* start Dataset *

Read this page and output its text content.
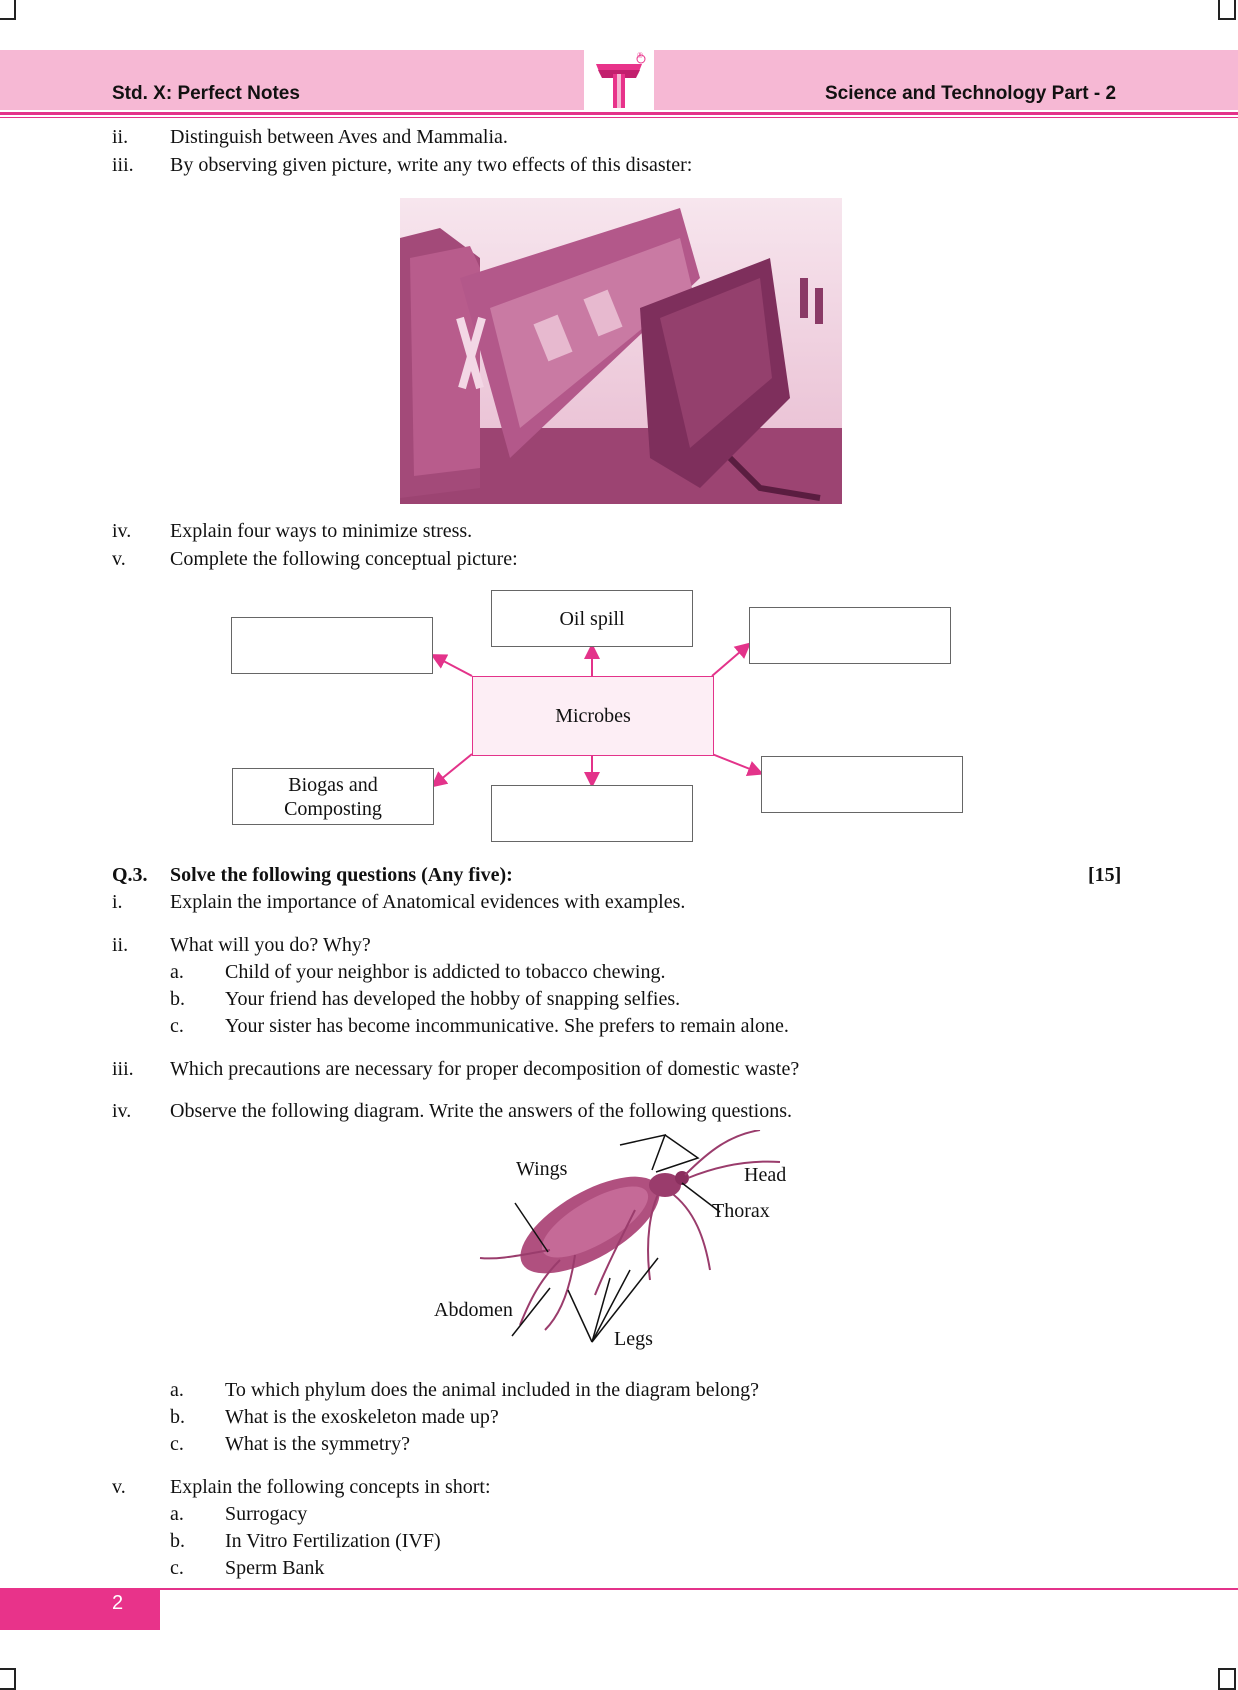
®
Std. X: Perfect Notes	Science and Technology Part - 2
ii. Distinguish between Aves and Mammalia.
iii. By observing given picture, write any two effects of this disaster:
iv. Explain four ways to minimize stress.
v. Complete the following conceptual picture:
Oil spill
Microbes
Biogas and
Composting
Q.3. Solve the following questions (Any five):	[15]
i. Explain the importance of Anatomical evidences with examples.
ii. What will you do? Why?
a. Child of your neighbor is addicted to tobacco chewing.
b. Your friend has developed the hobby of snapping selfies.
c. Your sister has become incommunicative. She prefers to remain alone.
iii. Which precautions are necessary for proper decomposition of domestic waste?
iv. Observe the following diagram. Write the answers of the following questions.
Wings	Head
Thorax
Abdomen
Legs
a. To which phylum does the animal included in the diagram belong?
b. What is the exoskeleton made up?
c. What is the symmetry?
v. Explain the following concepts in short:
a. Surrogacy
b. In Vitro Fertilization (IVF)
c. Sperm Bank
2
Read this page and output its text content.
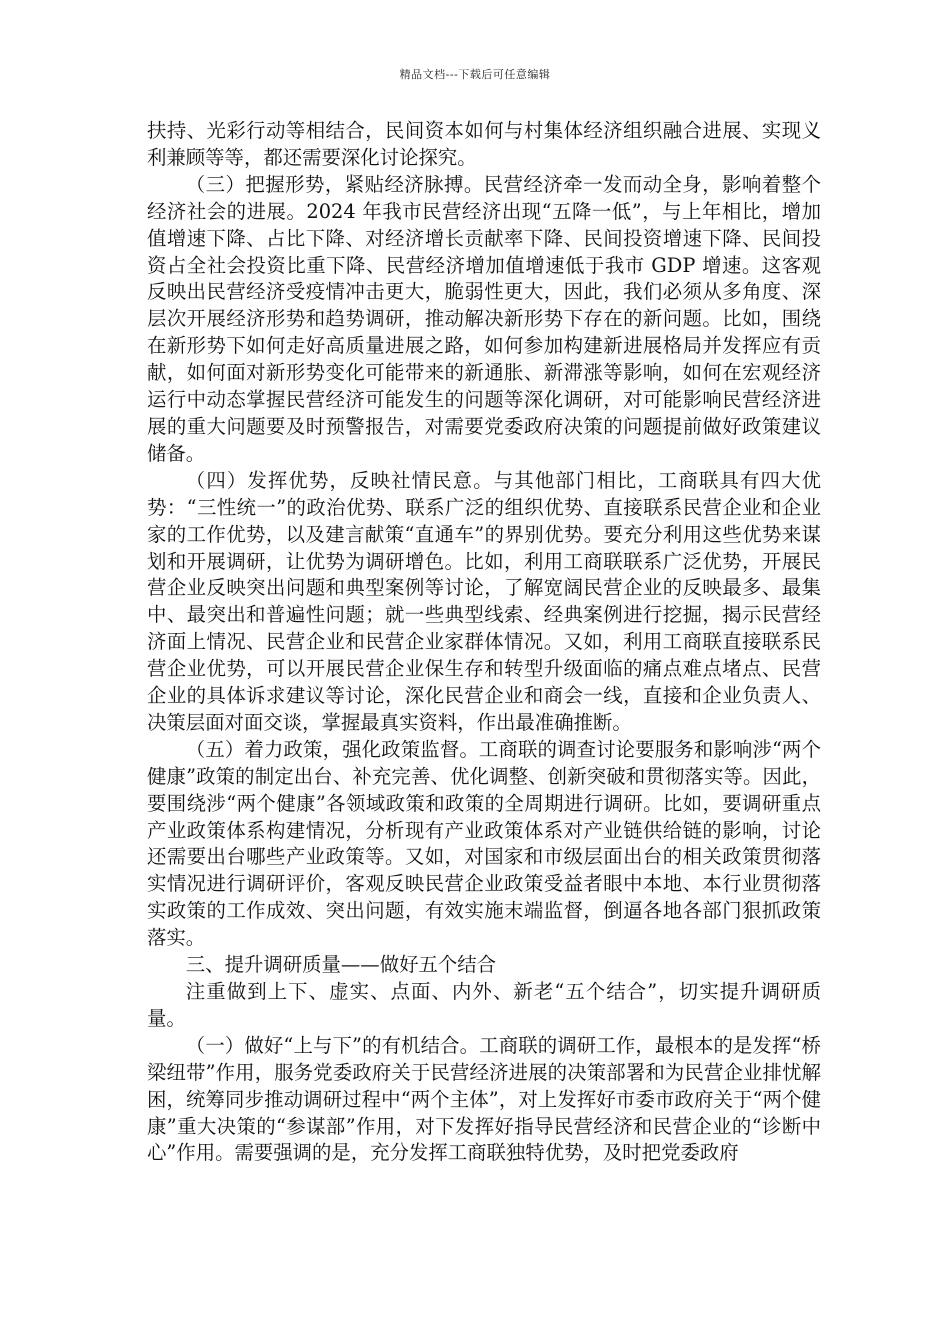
精品文档---下载后可任意编辑

扶持、光彩行动等相结合，民间资本如何与村集体经济组织融合进展、实现义利兼顾等等，都还需要深化讨论探究。

（三）把握形势，紧贴经济脉搏。民营经济牵一发而动全身，影响着整个经济社会的进展。2024 年我市民营经济出现“五降一低”，与上年相比，增加值增速下降、占比下降、对经济增长贡献率下降、民间投资增速下降、民间投资占全社会投资比重下降、民营经济增加值增速低于我市 GDP 增速。这客观反映出民营经济受疫情冲击更大，脆弱性更大，因此，我们必须从多角度、深层次开展经济形势和趋势调研，推动解决新形势下存在的新问题。比如，围绕在新形势下如何走好高质量进展之路，如何参加构建新进展格局并发挥应有贡献，如何面对新形势变化可能带来的新通胀、新滞涨等影响，如何在宏观经济运行中动态掌握民营经济可能发生的问题等深化调研，对可能影响民营经济进展的重大问题要及时预警报告，对需要党委政府决策的问题提前做好政策建议储备。

（四）发挥优势，反映社情民意。与其他部门相比，工商联具有四大优势：“三性统一”的政治优势、联系广泛的组织优势、直接联系民营企业和企业家的工作优势，以及建言献策“直通车”的界别优势。要充分利用这些优势来谋划和开展调研，让优势为调研增色。比如，利用工商联联系广泛优势，开展民营企业反映突出问题和典型案例等讨论，了解宽阔民营企业的反映最多、最集中、最突出和普遍性问题；就一些典型线索、经典案例进行挖掘，揭示民营经济面上情况、民营企业和民营企业家群体情况。又如，利用工商联直接联系民营企业优势，可以开展民营企业保生存和转型升级面临的痛点难点堵点、民营企业的具体诉求建议等讨论，深化民营企业和商会一线，直接和企业负责人、决策层面对面交谈，掌握最真实资料，作出最准确推断。

（五）着力政策，强化政策监督。工商联的调查讨论要服务和影响涉“两个健康”政策的制定出台、补充完善、优化调整、创新突破和贯彻落实等。因此，要围绕涉“两个健康”各领域政策和政策的全周期进行调研。比如，要调研重点产业政策体系构建情况，分析现有产业政策体系对产业链供给链的影响，讨论还需要出台哪些产业政策等。又如，对国家和市级层面出台的相关政策贯彻落实情况进行调研评价，客观反映民营企业政策受益者眼中本地、本行业贯彻落实政策的工作成效、突出问题，有效实施末端监督，倒逼各地各部门狠抓政策落实。

三、提升调研质量——做好五个结合

注重做到上下、虚实、点面、内外、新老“五个结合”，切实提升调研质量。

（一）做好“上与下”的有机结合。工商联的调研工作，最根本的是发挥“桥梁纽带”作用，服务党委政府关于民营经济进展的决策部署和为民营企业排忧解困，统筹同步推动调研过程中“两个主体”，对上发挥好市委市政府关于“两个健康”重大决策的“参谋部”作用，对下发挥好指导民营经济和民营企业的“诊断中心”作用。需要强调的是，充分发挥工商联独特优势，及时把党委政府
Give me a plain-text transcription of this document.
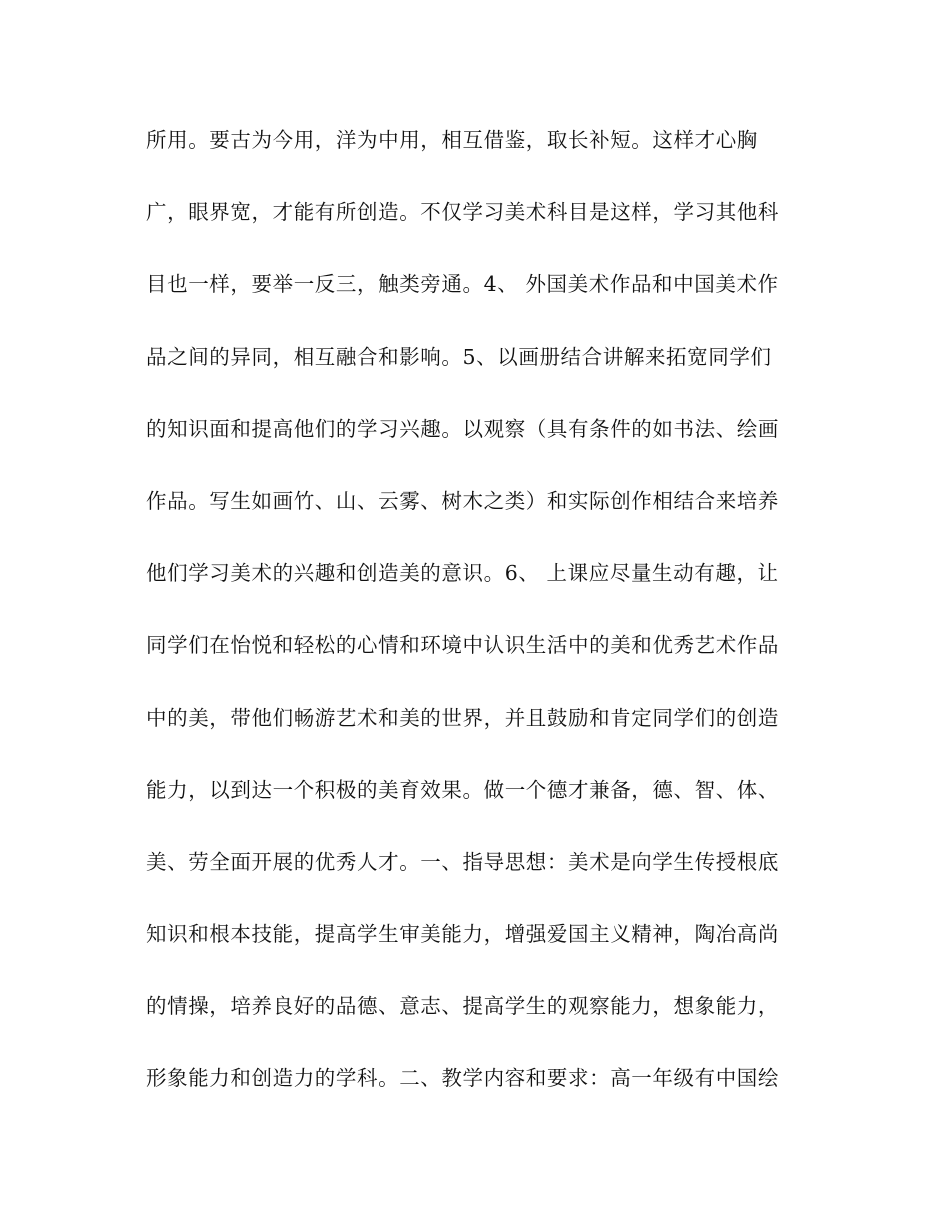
所用。要古为今用，洋为中用，相互借鉴，取长补短。这样才心胸
广，眼界宽，才能有所创造。不仅学习美术科目是这样，学习其他科
目也一样，要举一反三，触类旁通。4、 外国美术作品和中国美术作
品之间的异同，相互融合和影响。5、以画册结合讲解来拓宽同学们
的知识面和提高他们的学习兴趣。以观察（具有条件的如书法、绘画
作品。写生如画竹、山、云雾、树木之类）和实际创作相结合来培养
他们学习美术的兴趣和创造美的意识。6、 上课应尽量生动有趣，让
同学们在怡悦和轻松的心情和环境中认识生活中的美和优秀艺术作品
中的美，带他们畅游艺术和美的世界，并且鼓励和肯定同学们的创造
能力，以到达一个积极的美育效果。做一个德才兼备，德、智、体、
美、劳全面开展的优秀人才。一、指导思想：美术是向学生传授根底
知识和根本技能，提高学生审美能力，增强爱国主义精神，陶冶高尚
的情操，培养良好的品德、意志、提高学生的观察能力，想象能力，
形象能力和创造力的学科。二、教学内容和要求：高一年级有中国绘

* end Dataset *

What is being asked ->
Copy all of the entries verbatim, leaving out any pictures they contain.

Complete answer ->
Read this page and output its text content.
®
Std. X: Perfect Notes	Science and Technology Part - 2
ii. Distinguish between Aves and Mammalia.
iii. By observing given picture, write any two effects of this disaster:
iv. Explain four ways to minimize stress.
v. Complete the following conceptual picture:
Oil spill
Microbes
Biogas and
Composting
Q.3. Solve the following questions (Any five):	[15]
i. Explain the importance of Anatomical evidences with examples.
ii. What will you do? Why?
a. Child of your neighbor is addicted to tobacco chewing.
b. Your friend has developed the hobby of snapping selfies.
c. Your sister has become incommunicative. She prefers to remain alone.
iii. Which precautions are necessary for proper decomposition of domestic waste?
iv. Observe the following diagram. Write the answers of the following questions.
Wings	Head
Thorax
Abdomen
Legs
a. To which phylum does the animal included in the diagram belong?
b. What is the exoskeleton made up?
c. What is the symmetry?
v. Explain the following concepts in short:
a. Surrogacy
b. In Vitro Fertilization (IVF)
c. Sperm Bank
2
Read this page and output its text content.
精品文档---下载后可任意编辑

扶持、光彩行动等相结合，民间资本如何与村集体经济组织融合进展、实现义利兼顾等等，都还需要深化讨论探究。

（三）把握形势，紧贴经济脉搏。民营经济牵一发而动全身，影响着整个经济社会的进展。2024 年我市民营经济出现“五降一低”，与上年相比，增加值增速下降、占比下降、对经济增长贡献率下降、民间投资增速下降、民间投资占全社会投资比重下降、民营经济增加值增速低于我市 GDP 增速。这客观反映出民营经济受疫情冲击更大，脆弱性更大，因此，我们必须从多角度、深层次开展经济形势和趋势调研，推动解决新形势下存在的新问题。比如，围绕在新形势下如何走好高质量进展之路，如何参加构建新进展格局并发挥应有贡献，如何面对新形势变化可能带来的新通胀、新滞涨等影响，如何在宏观经济运行中动态掌握民营经济可能发生的问题等深化调研，对可能影响民营经济进展的重大问题要及时预警报告，对需要党委政府决策的问题提前做好政策建议储备。

（四）发挥优势，反映社情民意。与其他部门相比，工商联具有四大优势：“三性统一”的政治优势、联系广泛的组织优势、直接联系民营企业和企业家的工作优势，以及建言献策“直通车”的界别优势。要充分利用这些优势来谋划和开展调研，让优势为调研增色。比如，利用工商联联系广泛优势，开展民营企业反映突出问题和典型案例等讨论，了解宽阔民营企业的反映最多、最集中、最突出和普遍性问题；就一些典型线索、经典案例进行挖掘，揭示民营经济面上情况、民营企业和民营企业家群体情况。又如，利用工商联直接联系民营企业优势，可以开展民营企业保生存和转型升级面临的痛点难点堵点、民营企业的具体诉求建议等讨论，深化民营企业和商会一线，直接和企业负责人、决策层面对面交谈，掌握最真实资料，作出最准确推断。

（五）着力政策，强化政策监督。工商联的调查讨论要服务和影响涉“两个健康”政策的制定出台、补充完善、优化调整、创新突破和贯彻落实等。因此，要围绕涉“两个健康”各领域政策和政策的全周期进行调研。比如，要调研重点产业政策体系构建情况，分析现有产业政策体系对产业链供给链的影响，讨论还需要出台哪些产业政策等。又如，对国家和市级层面出台的相关政策贯彻落实情况进行调研评价，客观反映民营企业政策受益者眼中本地、本行业贯彻落实政策的工作成效、突出问题，有效实施末端监督，倒逼各地各部门狠抓政策落实。

三、提升调研质量——做好五个结合

注重做到上下、虚实、点面、内外、新老“五个结合”，切实提升调研质量。

（一）做好“上与下”的有机结合。工商联的调研工作，最根本的是发挥“桥梁纽带”作用，服务党委政府关于民营经济进展的决策部署和为民营企业排忧解困，统筹同步推动调研过程中“两个主体”，对上发挥好市委市政府关于“两个健康”重大决策的“参谋部”作用，对下发挥好指导民营经济和民营企业的“诊断中心”作用。需要强调的是，充分发挥工商联独特优势，及时把党委政府
Give me a plain-text transcription of this document.
所用。要古为今用，洋为中用，相互借鉴，取长补短。这样才心胸
广，眼界宽，才能有所创造。不仅学习美术科目是这样，学习其他科
目也一样，要举一反三，触类旁通。4、 外国美术作品和中国美术作
品之间的异同，相互融合和影响。5、以画册结合讲解来拓宽同学们
的知识面和提高他们的学习兴趣。以观察（具有条件的如书法、绘画
作品。写生如画竹、山、云雾、树木之类）和实际创作相结合来培养
他们学习美术的兴趣和创造美的意识。6、 上课应尽量生动有趣，让
同学们在怡悦和轻松的心情和环境中认识生活中的美和优秀艺术作品
中的美，带他们畅游艺术和美的世界，并且鼓励和肯定同学们的创造
能力，以到达一个积极的美育效果。做一个德才兼备，德、智、体、
美、劳全面开展的优秀人才。一、指导思想：美术是向学生传授根底
知识和根本技能，提高学生审美能力，增强爱国主义精神，陶冶高尚
的情操，培养良好的品德、意志、提高学生的观察能力，想象能力，
形象能力和创造力的学科。二、教学内容和要求：高一年级有中国绘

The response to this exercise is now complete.